WHAT IS REQUIRED: Please quote every line word for word.

(Dataset items)
::::

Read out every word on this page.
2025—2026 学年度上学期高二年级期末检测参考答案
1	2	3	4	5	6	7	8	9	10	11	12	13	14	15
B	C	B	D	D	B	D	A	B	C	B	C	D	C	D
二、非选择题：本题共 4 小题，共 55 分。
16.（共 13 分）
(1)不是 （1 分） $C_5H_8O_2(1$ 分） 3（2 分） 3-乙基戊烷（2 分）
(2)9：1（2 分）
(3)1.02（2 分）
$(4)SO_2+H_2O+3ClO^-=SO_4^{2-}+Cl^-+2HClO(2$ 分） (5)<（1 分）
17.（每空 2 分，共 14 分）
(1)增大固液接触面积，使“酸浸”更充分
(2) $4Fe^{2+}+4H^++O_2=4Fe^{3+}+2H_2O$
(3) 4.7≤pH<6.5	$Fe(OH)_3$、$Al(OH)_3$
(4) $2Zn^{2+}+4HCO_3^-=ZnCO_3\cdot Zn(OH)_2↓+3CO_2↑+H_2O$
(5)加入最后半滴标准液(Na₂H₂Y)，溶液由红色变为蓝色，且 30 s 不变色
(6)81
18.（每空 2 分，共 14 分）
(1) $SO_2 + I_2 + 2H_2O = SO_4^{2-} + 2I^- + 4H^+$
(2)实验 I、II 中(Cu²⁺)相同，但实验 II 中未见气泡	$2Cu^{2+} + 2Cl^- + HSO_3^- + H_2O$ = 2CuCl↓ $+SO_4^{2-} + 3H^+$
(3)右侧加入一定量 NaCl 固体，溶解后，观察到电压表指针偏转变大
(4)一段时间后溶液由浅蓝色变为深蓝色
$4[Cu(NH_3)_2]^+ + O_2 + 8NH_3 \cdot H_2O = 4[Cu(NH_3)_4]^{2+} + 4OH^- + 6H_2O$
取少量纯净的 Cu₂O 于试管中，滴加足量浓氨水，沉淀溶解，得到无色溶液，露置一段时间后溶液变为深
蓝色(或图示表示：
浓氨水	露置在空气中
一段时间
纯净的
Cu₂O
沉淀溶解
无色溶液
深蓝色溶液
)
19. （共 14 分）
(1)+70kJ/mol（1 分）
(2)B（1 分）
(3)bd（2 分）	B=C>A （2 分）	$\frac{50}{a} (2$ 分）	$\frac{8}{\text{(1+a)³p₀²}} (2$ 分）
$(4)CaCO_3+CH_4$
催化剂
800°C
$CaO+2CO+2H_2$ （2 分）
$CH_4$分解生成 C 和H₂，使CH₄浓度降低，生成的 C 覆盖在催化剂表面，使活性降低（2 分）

::::

EXERCISE SOLUTION:
Read out every word on this page.
2025—2026 学年度上学期高二年级期末检测参考答案
1	2	3	4	5	6	7	8	9	10	11	12	13	14	15
B	C	B	D	D	B	D	A	B	C	B	C	D	C	D
二、非选择题：本题共 4 小题，共 55 分。
16.（共 13 分）
(1)不是 （1 分） $C_5H_8O_2(1$ 分） 3（2 分） 3-乙基戊烷（2 分）
(2)9：1（2 分）
(3)1.02（2 分）
$(4)SO_2+H_2O+3ClO^-=SO_4^{2-}+Cl^-+2HClO(2$ 分） (5)<（1 分）
17.（每空 2 分，共 14 分）
(1)增大固液接触面积，使“酸浸”更充分
(2) $4Fe^{2+}+4H^++O_2=4Fe^{3+}+2H_2O$
(3) 4.7≤pH<6.5	$Fe(OH)_3$、$Al(OH)_3$
(4) $2Zn^{2+}+4HCO_3^-=ZnCO_3\cdot Zn(OH)_2↓+3CO_2↑+H_2O$
(5)加入最后半滴标准液(Na₂H₂Y)，溶液由红色变为蓝色，且 30 s 不变色
(6)81
18.（每空 2 分，共 14 分）
(1) $SO_2 + I_2 + 2H_2O = SO_4^{2-} + 2I^- + 4H^+$
(2)实验 I、II 中(Cu²⁺)相同，但实验 II 中未见气泡	$2Cu^{2+} + 2Cl^- + HSO_3^- + H_2O$ = 2CuCl↓ $+SO_4^{2-} + 3H^+$
(3)右侧加入一定量 NaCl 固体，溶解后，观察到电压表指针偏转变大
(4)一段时间后溶液由浅蓝色变为深蓝色
$4[Cu(NH_3)_2]^+ + O_2 + 8NH_3 \cdot H_2O = 4[Cu(NH_3)_4]^{2+} + 4OH^- + 6H_2O$
取少量纯净的 Cu₂O 于试管中，滴加足量浓氨水，沉淀溶解，得到无色溶液，露置一段时间后溶液变为深
蓝色(或图示表示：
浓氨水	露置在空气中
一段时间
纯净的
Cu₂O
沉淀溶解
无色溶液
深蓝色溶液
)
19. （共 14 分）
(1)+70kJ/mol（1 分）
(2)B（1 分）
(3)bd（2 分）	B=C>A （2 分）	$\frac{50}{a} (2$ 分）	$\frac{8}{\text{(1+a)³p₀²}} (2$ 分）
$(4)CaCO_3+CH_4$
催化剂
800°C
$CaO+2CO+2H_2$ （2 分）
$CH_4$分解生成 C 和H₂，使CH₄浓度降低，生成的 C 覆盖在催化剂表面，使活性降低（2 分）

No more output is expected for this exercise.